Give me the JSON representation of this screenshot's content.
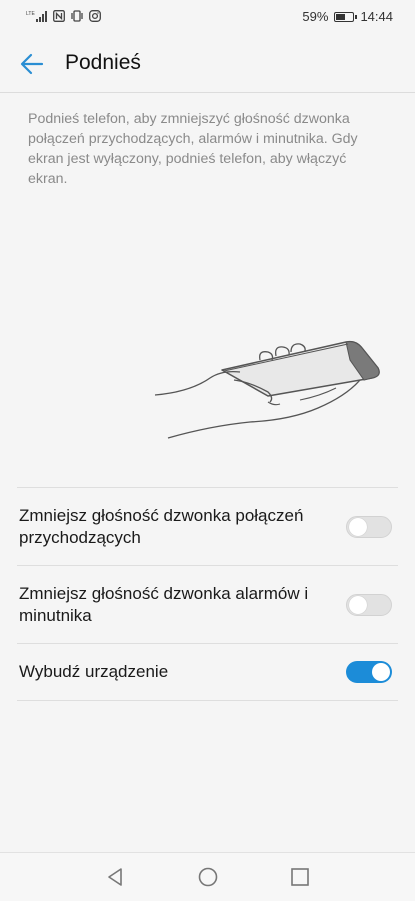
{
  "status_bar": {
    "left_icons": [
      "lte-signal-icon",
      "nfc-icon",
      "vibrate-icon",
      "instagram-icon"
    ],
    "battery_level": 0.59,
    "battery_percent": "59%",
    "time": "14:44"
  },
  "app_bar": {
    "title": "Podnieś",
    "back_icon": "back-arrow-icon",
    "accent_color": "#2a8ed3"
  },
  "description": "Podnieś telefon, aby zmniejszyć głośność dzwonka połączeń przychodzących, alarmów i minutnika. Gdy ekran jest wyłączony, podnieś telefon, aby włączyć ekran.",
  "illustration": "hand-lifting-phone-illustration",
  "settings": [
    {
      "label": "Zmniejsz głośność dzwonka połączeń przychodzących",
      "enabled": false
    },
    {
      "label": "Zmniejsz głośność dzwonka alarmów i minutnika",
      "enabled": false
    },
    {
      "label": "Wybudź urządzenie",
      "enabled": true
    }
  ],
  "toggle_on_color": "#1c8cd8",
  "nav_bar": [
    "back-triangle-icon",
    "home-circle-icon",
    "recents-square-icon"
  ]
}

————

INSTRUCTIONS FOR THE TASK: From the listing above, copy all lines holding the word "głośność".

OUTPUT FOR THIS TASK:
  "description": "Podnieś telefon, aby zmniejszyć głośność dzwonka połączeń przychodzących, alarmów i minutnika. Gdy ekran jest wyłączony, podnieś telefon, aby włączyć ekran.",
      "label": "Zmniejsz głośność dzwonka połączeń przychodzących",
      "label": "Zmniejsz głośność dzwonka alarmów i minutnika",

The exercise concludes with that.